A run of records:
◆ ◆ ◆

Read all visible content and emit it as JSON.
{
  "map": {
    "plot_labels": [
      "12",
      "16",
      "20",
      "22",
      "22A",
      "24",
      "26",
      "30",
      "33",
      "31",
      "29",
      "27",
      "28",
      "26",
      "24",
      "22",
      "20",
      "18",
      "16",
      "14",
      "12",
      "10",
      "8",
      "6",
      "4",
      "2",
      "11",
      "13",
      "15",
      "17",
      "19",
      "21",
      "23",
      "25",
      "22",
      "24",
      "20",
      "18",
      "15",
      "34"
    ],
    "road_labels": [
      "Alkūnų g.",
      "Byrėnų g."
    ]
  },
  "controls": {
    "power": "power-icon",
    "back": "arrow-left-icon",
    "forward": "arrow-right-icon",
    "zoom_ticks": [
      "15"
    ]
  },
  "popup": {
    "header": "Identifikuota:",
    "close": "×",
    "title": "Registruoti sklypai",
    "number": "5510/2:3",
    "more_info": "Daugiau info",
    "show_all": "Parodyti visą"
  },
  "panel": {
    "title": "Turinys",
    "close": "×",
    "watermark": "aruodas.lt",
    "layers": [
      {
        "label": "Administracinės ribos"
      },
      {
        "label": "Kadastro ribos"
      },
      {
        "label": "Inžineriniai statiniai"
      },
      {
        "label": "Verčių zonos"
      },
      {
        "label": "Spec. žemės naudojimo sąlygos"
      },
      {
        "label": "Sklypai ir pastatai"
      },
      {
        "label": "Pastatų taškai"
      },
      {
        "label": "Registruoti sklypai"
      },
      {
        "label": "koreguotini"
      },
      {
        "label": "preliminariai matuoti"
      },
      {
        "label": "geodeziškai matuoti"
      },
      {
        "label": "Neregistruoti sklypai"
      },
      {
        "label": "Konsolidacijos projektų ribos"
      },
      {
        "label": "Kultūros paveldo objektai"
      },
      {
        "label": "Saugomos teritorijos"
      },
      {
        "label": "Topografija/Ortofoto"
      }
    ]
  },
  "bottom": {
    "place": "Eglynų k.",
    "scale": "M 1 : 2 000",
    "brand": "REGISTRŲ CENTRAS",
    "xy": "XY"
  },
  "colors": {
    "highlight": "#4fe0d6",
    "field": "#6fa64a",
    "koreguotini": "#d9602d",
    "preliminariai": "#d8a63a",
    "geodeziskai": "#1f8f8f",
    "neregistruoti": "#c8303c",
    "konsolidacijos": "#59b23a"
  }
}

◆ ◆ ◆

> [Set exercise]:
Copy every line of the material, please, keeping it exactly the same.

> [Full answer]:
Read all visible content and emit it as JSON.
{
  "map": {
    "plot_labels": [
      "12",
      "16",
      "20",
      "22",
      "22A",
      "24",
      "26",
      "30",
      "33",
      "31",
      "29",
      "27",
      "28",
      "26",
      "24",
      "22",
      "20",
      "18",
      "16",
      "14",
      "12",
      "10",
      "8",
      "6",
      "4",
      "2",
      "11",
      "13",
      "15",
      "17",
      "19",
      "21",
      "23",
      "25",
      "22",
      "24",
      "20",
      "18",
      "15",
      "34"
    ],
    "road_labels": [
      "Alkūnų g.",
      "Byrėnų g."
    ]
  },
  "controls": {
    "power": "power-icon",
    "back": "arrow-left-icon",
    "forward": "arrow-right-icon",
    "zoom_ticks": [
      "15"
    ]
  },
  "popup": {
    "header": "Identifikuota:",
    "close": "×",
    "title": "Registruoti sklypai",
    "number": "5510/2:3",
    "more_info": "Daugiau info",
    "show_all": "Parodyti visą"
  },
  "panel": {
    "title": "Turinys",
    "close": "×",
    "watermark": "aruodas.lt",
    "layers": [
      {
        "label": "Administracinės ribos"
      },
      {
        "label": "Kadastro ribos"
      },
      {
        "label": "Inžineriniai statiniai"
      },
      {
        "label": "Verčių zonos"
      },
      {
        "label": "Spec. žemės naudojimo sąlygos"
      },
      {
        "label": "Sklypai ir pastatai"
      },
      {
        "label": "Pastatų taškai"
      },
      {
        "label": "Registruoti sklypai"
      },
      {
        "label": "koreguotini"
      },
      {
        "label": "preliminariai matuoti"
      },
      {
        "label": "geodeziškai matuoti"
      },
      {
        "label": "Neregistruoti sklypai"
      },
      {
        "label": "Konsolidacijos projektų ribos"
      },
      {
        "label": "Kultūros paveldo objektai"
      },
      {
        "label": "Saugomos teritorijos"
      },
      {
        "label": "Topografija/Ortofoto"
      }
    ]
  },
  "bottom": {
    "place": "Eglynų k.",
    "scale": "M 1 : 2 000",
    "brand": "REGISTRŲ CENTRAS",
    "xy": "XY"
  },
  "colors": {
    "highlight": "#4fe0d6",
    "field": "#6fa64a",
    "koreguotini": "#d9602d",
    "preliminariai": "#d8a63a",
    "geodeziskai": "#1f8f8f",
    "neregistruoti": "#c8303c",
    "konsolidacijos": "#59b23a"
  }
}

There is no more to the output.